- **Work required**: Reproduce everything from "Introspection windows from" down to "should be standardized." in the discussion of thread cancellation below, without altering a single word.

(Text shown Opens)

What's crazy is that it's almost good. All they had to do was make the next syscall return ECANCELED (already a defined error code!) rather than terminating the thread.
Musl has an undocumented extension that does exactly this: PTHREAD_CANCEL_MASKED passed to pthread_setcancelstate.
That would have been fantastic. My worry is if we standardized it now, a lot of library code would be unexpectedly dealing with ECANCELED from APIs that previously were guaranteed to never fail outside of programmer error, e.g. `pthread_mutex_lock()`.
Looking at some of my shipping code, there's a fair bit that triggers a runtime `assert()` if `pthread_mutex_lock()` fails, as that should never occur outside of a locking bug of my own making.
You can sort of emulate that with pthread_kill and EINTR but you need to control all code that can call interruptable sys calls to correctly return without retry (or longjmp/throw from the signal handler, but then we are back in phtread_cancel territory)
There's a second problem here that musl also solves. If the signal is delivered in between checking for cancelation and the syscall machine code instruction, the interrupt is missed. This can cause a deadlock if the syscall was going to wait indefinitely and the application relies on cancelation for interruption.
Musl solves this problem by inspecting the program counter in the interrupt handler and checking if it falls specifically in that range, and if so, modifying registers such that when it returns from the signal, it returns to instructions that cause ECANCELED to be returned.
Introspection windows from a interrupting context are a neat technique. You can use it to implement “atomic transaction” guarantees for the interruptee as long as you control all potential interrupters. You can also implement “non-interruption” sections and bailout logic.
Musl has an undocumented extension that does exactly this: PTHREAD_CANCEL_MASKED passed to pthread_setcancelstate.
It's great and it should be standardized.

(Text shown Closes)
(Supplied material Opens)

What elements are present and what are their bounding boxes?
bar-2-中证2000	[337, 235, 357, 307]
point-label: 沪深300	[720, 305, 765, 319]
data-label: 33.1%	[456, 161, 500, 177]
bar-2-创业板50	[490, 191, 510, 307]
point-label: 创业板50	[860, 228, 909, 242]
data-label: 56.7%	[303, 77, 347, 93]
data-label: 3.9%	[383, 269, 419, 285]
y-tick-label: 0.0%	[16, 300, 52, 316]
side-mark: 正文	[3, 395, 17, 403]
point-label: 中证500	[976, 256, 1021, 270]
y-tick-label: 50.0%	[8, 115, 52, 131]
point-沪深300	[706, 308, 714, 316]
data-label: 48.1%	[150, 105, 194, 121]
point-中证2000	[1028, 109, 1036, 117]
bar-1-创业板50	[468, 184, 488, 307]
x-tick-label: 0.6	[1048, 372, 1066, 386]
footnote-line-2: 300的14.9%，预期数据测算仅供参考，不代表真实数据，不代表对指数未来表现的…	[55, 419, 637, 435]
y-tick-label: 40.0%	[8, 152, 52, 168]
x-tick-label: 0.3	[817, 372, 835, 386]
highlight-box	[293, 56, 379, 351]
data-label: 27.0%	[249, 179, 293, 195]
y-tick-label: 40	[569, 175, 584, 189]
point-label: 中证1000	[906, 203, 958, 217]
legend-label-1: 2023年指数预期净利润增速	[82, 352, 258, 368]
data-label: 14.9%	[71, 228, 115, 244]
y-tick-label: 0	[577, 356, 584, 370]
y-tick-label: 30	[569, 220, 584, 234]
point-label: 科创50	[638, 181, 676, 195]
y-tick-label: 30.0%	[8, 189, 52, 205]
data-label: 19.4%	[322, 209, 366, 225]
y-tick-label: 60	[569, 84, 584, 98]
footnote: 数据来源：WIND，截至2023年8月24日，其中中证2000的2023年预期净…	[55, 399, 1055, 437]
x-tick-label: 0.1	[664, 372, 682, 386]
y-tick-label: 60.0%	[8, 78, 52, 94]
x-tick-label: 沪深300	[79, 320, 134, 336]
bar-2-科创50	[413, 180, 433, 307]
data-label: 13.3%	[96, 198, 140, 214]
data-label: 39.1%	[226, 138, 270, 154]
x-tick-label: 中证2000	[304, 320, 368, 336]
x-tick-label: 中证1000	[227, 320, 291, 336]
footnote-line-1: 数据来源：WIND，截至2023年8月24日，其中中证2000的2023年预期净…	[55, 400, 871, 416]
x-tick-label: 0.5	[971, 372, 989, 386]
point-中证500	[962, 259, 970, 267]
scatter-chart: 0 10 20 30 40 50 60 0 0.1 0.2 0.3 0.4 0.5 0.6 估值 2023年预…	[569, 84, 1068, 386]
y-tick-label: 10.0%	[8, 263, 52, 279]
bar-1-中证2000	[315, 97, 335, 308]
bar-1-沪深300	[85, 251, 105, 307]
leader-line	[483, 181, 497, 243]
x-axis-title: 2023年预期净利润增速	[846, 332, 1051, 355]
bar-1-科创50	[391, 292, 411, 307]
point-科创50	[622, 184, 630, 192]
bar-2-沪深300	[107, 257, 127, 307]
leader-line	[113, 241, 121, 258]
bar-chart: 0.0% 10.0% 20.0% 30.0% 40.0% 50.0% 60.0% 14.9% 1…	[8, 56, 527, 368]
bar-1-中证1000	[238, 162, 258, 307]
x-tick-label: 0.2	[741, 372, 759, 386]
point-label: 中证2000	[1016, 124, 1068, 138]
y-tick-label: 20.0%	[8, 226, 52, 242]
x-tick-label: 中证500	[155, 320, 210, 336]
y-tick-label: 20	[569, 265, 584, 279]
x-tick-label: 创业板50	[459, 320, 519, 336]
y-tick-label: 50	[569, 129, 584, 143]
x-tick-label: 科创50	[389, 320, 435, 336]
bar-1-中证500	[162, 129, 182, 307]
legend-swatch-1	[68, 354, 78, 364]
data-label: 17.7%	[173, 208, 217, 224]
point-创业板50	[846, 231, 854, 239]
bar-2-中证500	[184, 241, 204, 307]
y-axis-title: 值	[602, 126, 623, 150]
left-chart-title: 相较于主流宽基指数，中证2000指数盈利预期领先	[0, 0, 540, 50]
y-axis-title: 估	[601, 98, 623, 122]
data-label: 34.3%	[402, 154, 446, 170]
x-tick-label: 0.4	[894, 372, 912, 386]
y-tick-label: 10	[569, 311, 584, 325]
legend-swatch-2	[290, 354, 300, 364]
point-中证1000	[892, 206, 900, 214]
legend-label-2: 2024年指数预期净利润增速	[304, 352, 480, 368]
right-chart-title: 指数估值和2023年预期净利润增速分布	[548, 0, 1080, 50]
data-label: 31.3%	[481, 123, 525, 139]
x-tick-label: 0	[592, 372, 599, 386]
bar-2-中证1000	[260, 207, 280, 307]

(Supplied material Closes)

- **Answer box**:
Introspection windows from a interrupting context are a neat technique. You can use it to implement “atomic transaction” guarantees for the interruptee as long as you control all potential interrupters. You can also implement “non-interruption” sections and bailout logic.
Musl has an undocumented extension that does exactly this: PTHREAD_CANCEL_MASKED passed to pthread_setcancelstate.
It's great and it should be standardized.